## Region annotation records
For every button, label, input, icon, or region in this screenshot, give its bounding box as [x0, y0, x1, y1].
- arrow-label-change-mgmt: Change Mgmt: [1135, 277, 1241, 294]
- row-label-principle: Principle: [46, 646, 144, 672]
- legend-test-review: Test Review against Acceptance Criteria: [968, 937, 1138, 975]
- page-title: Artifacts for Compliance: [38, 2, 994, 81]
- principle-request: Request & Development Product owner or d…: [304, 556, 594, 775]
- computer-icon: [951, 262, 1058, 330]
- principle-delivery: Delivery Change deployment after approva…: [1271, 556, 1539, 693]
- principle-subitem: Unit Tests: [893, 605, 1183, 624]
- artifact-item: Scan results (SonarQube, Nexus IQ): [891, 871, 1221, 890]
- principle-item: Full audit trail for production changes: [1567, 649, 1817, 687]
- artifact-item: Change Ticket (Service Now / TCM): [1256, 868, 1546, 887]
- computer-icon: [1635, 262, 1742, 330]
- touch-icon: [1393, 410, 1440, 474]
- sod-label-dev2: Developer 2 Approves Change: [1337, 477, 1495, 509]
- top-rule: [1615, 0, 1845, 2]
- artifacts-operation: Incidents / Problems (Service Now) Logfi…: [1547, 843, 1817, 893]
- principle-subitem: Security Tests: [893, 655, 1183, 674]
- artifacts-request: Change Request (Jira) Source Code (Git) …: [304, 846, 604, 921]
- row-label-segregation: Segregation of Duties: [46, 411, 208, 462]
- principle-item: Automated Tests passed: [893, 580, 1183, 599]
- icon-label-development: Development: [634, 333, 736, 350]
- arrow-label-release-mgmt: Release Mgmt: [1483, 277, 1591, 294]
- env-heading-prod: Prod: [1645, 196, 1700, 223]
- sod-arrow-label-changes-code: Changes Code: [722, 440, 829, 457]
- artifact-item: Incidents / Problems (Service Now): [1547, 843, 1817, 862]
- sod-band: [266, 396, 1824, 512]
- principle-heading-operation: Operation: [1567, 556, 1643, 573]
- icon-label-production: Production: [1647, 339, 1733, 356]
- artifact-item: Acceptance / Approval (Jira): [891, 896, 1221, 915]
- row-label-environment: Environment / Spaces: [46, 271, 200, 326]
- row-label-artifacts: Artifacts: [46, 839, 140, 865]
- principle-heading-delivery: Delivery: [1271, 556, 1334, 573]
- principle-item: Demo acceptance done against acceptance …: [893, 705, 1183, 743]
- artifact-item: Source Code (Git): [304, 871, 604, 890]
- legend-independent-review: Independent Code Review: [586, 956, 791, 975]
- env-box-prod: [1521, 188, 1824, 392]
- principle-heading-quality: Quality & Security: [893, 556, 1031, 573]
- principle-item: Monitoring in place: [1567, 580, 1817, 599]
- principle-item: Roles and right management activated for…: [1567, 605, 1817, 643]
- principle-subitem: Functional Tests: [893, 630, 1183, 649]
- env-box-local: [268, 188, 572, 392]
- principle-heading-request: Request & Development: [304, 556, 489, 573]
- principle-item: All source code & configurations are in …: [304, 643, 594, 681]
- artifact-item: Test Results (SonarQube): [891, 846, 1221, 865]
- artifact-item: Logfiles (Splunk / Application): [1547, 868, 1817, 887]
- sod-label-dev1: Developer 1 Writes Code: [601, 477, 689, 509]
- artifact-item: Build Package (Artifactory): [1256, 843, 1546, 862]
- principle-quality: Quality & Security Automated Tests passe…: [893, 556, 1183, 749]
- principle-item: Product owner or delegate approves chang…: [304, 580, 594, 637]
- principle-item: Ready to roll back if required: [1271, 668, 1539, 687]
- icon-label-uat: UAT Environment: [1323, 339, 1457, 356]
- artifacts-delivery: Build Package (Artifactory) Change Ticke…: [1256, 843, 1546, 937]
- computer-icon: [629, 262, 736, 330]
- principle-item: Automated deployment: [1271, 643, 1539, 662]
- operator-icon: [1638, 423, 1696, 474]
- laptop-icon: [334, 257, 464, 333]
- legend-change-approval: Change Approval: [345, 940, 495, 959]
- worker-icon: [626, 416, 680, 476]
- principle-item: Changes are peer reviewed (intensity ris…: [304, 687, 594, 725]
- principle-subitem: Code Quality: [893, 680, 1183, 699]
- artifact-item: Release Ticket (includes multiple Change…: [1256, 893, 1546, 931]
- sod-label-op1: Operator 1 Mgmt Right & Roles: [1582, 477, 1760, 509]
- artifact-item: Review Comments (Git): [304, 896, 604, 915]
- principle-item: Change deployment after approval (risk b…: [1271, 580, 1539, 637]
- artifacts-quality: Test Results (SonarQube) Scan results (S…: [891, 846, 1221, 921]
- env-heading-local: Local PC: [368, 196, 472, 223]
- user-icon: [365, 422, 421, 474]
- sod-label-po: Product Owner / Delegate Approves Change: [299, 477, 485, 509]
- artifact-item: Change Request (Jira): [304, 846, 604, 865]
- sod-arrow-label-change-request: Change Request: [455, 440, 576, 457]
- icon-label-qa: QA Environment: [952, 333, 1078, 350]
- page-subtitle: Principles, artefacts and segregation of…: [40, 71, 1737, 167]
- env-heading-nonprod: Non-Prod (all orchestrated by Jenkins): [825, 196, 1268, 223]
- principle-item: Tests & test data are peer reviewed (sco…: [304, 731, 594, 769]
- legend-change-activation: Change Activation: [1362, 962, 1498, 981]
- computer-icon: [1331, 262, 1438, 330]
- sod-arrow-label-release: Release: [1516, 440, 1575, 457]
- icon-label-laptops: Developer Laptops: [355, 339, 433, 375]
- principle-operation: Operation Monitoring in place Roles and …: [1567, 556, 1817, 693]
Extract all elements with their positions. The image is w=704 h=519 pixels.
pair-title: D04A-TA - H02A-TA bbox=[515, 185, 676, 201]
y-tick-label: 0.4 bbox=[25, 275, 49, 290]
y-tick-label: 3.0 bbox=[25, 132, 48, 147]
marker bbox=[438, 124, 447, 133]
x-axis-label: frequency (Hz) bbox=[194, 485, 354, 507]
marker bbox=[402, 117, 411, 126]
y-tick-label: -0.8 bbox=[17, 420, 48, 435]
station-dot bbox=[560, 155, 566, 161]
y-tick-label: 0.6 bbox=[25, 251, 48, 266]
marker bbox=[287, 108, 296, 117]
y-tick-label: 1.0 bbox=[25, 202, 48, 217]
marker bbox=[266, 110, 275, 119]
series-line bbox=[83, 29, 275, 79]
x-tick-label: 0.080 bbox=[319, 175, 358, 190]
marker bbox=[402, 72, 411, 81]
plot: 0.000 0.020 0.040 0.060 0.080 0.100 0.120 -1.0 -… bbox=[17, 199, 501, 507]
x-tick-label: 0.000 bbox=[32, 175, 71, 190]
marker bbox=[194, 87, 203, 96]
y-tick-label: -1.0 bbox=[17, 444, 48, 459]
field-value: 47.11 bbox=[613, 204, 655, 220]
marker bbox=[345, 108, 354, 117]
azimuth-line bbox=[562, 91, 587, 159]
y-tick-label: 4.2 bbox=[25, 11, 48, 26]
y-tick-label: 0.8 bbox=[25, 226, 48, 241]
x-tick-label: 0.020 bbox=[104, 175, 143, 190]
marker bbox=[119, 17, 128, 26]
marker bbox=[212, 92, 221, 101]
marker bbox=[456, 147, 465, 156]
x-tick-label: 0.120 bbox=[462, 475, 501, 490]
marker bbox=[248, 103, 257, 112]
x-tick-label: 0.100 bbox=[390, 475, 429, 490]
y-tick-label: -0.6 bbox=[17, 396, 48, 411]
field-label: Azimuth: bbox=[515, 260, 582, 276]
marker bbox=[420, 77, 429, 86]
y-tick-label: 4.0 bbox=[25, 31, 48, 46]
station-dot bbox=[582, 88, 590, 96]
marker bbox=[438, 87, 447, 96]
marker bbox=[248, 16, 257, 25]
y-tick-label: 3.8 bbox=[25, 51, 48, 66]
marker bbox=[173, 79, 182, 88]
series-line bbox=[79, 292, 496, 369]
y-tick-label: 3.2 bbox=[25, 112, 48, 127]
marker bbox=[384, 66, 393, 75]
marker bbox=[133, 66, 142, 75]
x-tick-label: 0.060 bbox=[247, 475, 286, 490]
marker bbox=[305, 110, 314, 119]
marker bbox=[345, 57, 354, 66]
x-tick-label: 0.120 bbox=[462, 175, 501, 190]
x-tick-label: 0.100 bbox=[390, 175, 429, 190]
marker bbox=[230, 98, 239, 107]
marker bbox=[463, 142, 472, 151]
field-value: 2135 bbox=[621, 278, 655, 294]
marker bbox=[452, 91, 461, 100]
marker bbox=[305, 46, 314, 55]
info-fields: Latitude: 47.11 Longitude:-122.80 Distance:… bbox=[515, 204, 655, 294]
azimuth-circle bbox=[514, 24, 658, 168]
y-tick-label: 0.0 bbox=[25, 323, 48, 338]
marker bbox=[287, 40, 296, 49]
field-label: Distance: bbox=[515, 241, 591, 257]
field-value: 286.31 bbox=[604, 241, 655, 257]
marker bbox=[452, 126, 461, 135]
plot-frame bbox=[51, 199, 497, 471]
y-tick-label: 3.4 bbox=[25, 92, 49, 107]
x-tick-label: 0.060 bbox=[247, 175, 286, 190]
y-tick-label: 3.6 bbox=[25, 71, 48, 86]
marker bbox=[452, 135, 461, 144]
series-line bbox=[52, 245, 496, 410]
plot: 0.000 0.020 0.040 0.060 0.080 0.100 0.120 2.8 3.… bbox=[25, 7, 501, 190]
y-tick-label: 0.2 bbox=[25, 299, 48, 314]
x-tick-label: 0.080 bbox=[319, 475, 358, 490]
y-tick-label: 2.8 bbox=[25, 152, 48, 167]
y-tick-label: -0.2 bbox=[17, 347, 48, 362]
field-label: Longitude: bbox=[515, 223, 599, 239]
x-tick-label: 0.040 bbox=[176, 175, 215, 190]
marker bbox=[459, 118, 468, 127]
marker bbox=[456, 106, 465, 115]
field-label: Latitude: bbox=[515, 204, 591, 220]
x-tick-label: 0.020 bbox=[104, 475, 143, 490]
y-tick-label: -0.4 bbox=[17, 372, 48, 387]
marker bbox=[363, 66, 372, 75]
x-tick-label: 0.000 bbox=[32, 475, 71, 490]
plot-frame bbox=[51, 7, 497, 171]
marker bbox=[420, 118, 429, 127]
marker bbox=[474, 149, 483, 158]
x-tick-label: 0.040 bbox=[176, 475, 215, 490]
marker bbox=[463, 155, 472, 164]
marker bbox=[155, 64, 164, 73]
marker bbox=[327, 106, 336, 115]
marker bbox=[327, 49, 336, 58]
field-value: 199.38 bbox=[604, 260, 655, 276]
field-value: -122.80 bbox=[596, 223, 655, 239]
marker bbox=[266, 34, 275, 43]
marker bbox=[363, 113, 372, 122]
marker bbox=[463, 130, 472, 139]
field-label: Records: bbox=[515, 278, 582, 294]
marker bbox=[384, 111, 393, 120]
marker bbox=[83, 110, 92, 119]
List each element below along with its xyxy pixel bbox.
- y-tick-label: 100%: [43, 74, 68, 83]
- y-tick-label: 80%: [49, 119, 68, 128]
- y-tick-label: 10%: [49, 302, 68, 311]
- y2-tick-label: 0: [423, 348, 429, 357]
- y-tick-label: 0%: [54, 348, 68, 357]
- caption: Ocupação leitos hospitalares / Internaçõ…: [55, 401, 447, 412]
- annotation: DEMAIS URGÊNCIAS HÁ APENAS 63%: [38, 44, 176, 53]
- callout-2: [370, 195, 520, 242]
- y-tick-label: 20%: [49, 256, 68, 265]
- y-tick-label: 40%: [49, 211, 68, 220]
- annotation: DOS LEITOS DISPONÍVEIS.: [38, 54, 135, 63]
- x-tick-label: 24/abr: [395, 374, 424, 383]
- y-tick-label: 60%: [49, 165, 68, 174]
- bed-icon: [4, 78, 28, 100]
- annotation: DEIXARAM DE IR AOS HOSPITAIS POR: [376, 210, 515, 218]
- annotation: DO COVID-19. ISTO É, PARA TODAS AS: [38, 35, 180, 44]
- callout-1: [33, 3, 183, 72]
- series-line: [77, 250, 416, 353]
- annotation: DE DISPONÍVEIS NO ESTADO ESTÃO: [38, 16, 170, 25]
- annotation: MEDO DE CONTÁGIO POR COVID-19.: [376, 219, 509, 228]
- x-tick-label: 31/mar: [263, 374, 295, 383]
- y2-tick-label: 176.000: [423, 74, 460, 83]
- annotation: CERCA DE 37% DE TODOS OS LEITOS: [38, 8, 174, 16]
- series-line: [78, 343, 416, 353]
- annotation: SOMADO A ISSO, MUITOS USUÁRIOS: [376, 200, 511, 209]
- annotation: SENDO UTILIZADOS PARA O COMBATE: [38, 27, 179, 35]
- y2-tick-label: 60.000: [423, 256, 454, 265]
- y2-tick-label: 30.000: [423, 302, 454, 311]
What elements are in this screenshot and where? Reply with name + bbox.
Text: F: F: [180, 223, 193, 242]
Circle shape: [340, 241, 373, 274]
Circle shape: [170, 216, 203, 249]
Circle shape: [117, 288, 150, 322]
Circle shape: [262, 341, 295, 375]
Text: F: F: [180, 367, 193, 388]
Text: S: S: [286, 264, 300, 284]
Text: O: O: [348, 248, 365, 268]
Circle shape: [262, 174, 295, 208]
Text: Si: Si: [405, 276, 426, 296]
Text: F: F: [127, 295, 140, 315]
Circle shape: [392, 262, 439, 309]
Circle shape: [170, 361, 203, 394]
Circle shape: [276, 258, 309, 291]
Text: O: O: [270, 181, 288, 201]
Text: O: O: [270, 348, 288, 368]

## Exercise
Reproduce the listing verbatim from its first line down to and including the line that contains "- sod-arrow-label-changes-code: Changes".

## Solution to this exercise
For every button, label, input, icon, or region in this screenshot, give its bounding box as [x0, y0, x1, y1].
- arrow-label-change-mgmt: Change Mgmt: [1135, 277, 1241, 294]
- row-label-principle: Principle: [46, 646, 144, 672]
- legend-test-review: Test Review against Acceptance Criteria: [968, 937, 1138, 975]
- page-title: Artifacts for Compliance: [38, 2, 994, 81]
- principle-request: Request & Development Product owner or d…: [304, 556, 594, 775]
- computer-icon: [951, 262, 1058, 330]
- principle-delivery: Delivery Change deployment after approva…: [1271, 556, 1539, 693]
- principle-subitem: Unit Tests: [893, 605, 1183, 624]
- artifact-item: Scan results (SonarQube, Nexus IQ): [891, 871, 1221, 890]
- principle-item: Full audit trail for production changes: [1567, 649, 1817, 687]
- artifact-item: Change Ticket (Service Now / TCM): [1256, 868, 1546, 887]
- computer-icon: [1635, 262, 1742, 330]
- touch-icon: [1393, 410, 1440, 474]
- sod-label-dev2: Developer 2 Approves Change: [1337, 477, 1495, 509]
- top-rule: [1615, 0, 1845, 2]
- artifacts-operation: Incidents / Problems (Service Now) Logfi…: [1547, 843, 1817, 893]
- principle-subitem: Security Tests: [893, 655, 1183, 674]
- artifacts-request: Change Request (Jira) Source Code (Git) …: [304, 846, 604, 921]
- row-label-segregation: Segregation of Duties: [46, 411, 208, 462]
- principle-item: Automated Tests passed: [893, 580, 1183, 599]
- icon-label-development: Development: [634, 333, 736, 350]
- arrow-label-release-mgmt: Release Mgmt: [1483, 277, 1591, 294]
- env-heading-prod: Prod: [1645, 196, 1700, 223]
- sod-arrow-label-changes-code: Changes Code: [722, 440, 829, 457]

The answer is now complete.